Could you copy the entries below word for word, starting at their first line and stopping after the line that contains "table-row[interactable]: 02.10.2019 10:06:00"?

Data lines |
====

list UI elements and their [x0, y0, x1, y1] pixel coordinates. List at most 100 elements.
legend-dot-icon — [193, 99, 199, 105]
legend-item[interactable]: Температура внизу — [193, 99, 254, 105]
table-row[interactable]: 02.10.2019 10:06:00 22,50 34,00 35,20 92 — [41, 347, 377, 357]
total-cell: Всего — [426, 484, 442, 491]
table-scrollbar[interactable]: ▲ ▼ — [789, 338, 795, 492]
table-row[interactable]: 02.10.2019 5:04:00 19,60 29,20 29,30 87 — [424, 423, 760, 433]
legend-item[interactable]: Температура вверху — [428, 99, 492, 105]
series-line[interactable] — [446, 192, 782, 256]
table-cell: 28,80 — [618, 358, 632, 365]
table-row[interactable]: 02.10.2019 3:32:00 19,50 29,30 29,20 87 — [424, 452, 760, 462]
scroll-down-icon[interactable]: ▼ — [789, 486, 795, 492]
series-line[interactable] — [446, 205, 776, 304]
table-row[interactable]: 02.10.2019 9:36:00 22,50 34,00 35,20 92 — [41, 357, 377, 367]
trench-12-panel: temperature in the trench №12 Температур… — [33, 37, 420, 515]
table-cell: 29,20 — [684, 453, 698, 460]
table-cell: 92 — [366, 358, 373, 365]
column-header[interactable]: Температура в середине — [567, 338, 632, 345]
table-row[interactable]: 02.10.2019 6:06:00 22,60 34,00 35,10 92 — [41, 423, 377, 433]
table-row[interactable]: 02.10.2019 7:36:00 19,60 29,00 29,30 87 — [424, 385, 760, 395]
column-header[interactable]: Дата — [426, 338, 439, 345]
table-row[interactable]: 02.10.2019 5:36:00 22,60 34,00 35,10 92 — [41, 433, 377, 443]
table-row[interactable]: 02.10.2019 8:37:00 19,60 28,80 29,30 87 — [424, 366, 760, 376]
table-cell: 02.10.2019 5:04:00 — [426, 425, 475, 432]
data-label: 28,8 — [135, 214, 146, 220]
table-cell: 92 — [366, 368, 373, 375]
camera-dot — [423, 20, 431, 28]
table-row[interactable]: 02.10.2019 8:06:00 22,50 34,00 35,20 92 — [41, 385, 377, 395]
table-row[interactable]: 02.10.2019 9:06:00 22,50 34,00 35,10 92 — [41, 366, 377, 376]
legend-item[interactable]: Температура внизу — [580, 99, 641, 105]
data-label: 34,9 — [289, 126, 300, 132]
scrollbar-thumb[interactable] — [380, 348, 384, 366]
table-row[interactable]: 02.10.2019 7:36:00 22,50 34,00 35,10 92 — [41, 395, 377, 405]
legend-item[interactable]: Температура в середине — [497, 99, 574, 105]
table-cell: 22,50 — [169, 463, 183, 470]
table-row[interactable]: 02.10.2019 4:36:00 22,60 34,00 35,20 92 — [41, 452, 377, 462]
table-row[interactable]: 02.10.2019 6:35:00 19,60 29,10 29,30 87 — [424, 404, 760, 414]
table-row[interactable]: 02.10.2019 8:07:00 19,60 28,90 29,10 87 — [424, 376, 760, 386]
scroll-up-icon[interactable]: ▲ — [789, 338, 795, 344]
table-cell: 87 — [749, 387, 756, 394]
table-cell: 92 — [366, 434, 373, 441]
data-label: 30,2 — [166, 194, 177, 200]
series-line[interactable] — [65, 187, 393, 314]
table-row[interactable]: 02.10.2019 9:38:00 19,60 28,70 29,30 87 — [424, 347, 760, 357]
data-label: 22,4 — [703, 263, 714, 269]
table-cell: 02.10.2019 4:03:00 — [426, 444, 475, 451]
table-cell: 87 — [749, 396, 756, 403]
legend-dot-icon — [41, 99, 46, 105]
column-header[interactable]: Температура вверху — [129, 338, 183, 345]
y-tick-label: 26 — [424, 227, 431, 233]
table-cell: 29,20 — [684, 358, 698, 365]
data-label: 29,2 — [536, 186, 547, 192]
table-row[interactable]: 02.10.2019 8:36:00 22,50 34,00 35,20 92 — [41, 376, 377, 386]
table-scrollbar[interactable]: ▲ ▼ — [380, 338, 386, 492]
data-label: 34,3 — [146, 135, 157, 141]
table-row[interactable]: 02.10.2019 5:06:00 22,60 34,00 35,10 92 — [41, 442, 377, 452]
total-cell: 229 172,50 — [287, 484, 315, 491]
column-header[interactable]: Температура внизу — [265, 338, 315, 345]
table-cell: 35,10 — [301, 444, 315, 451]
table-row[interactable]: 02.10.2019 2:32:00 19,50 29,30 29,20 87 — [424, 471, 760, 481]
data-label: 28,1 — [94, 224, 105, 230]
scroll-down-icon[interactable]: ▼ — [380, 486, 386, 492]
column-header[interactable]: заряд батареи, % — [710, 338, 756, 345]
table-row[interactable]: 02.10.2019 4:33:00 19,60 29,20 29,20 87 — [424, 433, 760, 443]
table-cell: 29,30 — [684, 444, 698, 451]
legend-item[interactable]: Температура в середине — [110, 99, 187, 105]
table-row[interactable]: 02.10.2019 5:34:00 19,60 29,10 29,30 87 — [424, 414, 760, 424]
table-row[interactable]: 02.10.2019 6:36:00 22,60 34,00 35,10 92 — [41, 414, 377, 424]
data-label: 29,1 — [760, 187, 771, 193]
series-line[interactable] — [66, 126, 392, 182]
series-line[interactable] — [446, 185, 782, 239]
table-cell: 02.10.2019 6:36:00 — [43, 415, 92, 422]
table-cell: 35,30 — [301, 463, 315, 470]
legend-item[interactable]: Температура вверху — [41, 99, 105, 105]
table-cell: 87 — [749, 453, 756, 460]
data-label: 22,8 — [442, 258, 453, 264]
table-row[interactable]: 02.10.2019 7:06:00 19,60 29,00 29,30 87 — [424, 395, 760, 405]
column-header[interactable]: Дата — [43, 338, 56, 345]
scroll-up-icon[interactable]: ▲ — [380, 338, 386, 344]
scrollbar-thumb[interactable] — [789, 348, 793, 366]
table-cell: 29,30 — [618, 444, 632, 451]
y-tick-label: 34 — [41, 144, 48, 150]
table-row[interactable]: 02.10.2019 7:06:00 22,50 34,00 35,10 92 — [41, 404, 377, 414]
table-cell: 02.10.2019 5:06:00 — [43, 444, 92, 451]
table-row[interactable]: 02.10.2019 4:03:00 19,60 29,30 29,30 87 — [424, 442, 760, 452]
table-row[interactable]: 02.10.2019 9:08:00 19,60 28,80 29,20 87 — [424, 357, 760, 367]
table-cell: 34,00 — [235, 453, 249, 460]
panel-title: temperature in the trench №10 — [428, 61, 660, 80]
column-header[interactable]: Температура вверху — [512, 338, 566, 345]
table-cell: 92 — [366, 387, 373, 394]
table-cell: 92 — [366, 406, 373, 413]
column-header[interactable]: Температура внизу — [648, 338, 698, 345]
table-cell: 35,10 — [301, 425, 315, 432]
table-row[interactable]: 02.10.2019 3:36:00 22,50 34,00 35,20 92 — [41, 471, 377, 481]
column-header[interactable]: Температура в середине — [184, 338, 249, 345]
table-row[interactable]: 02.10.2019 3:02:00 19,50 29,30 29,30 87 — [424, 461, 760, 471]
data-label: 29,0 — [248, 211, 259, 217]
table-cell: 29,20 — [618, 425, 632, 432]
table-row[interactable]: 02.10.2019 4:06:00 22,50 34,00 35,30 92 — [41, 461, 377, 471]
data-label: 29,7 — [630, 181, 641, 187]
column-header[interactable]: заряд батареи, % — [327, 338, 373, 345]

====

Solution for this problem |
list UI elements and their [x0, y0, x1, y1] pixel coordinates. List at most 100 elements.
legend-dot-icon — [193, 99, 199, 105]
legend-item[interactable]: Температура внизу — [193, 99, 254, 105]
table-row[interactable]: 02.10.2019 10:06:00 22,50 34,00 35,20 92 — [41, 347, 377, 357]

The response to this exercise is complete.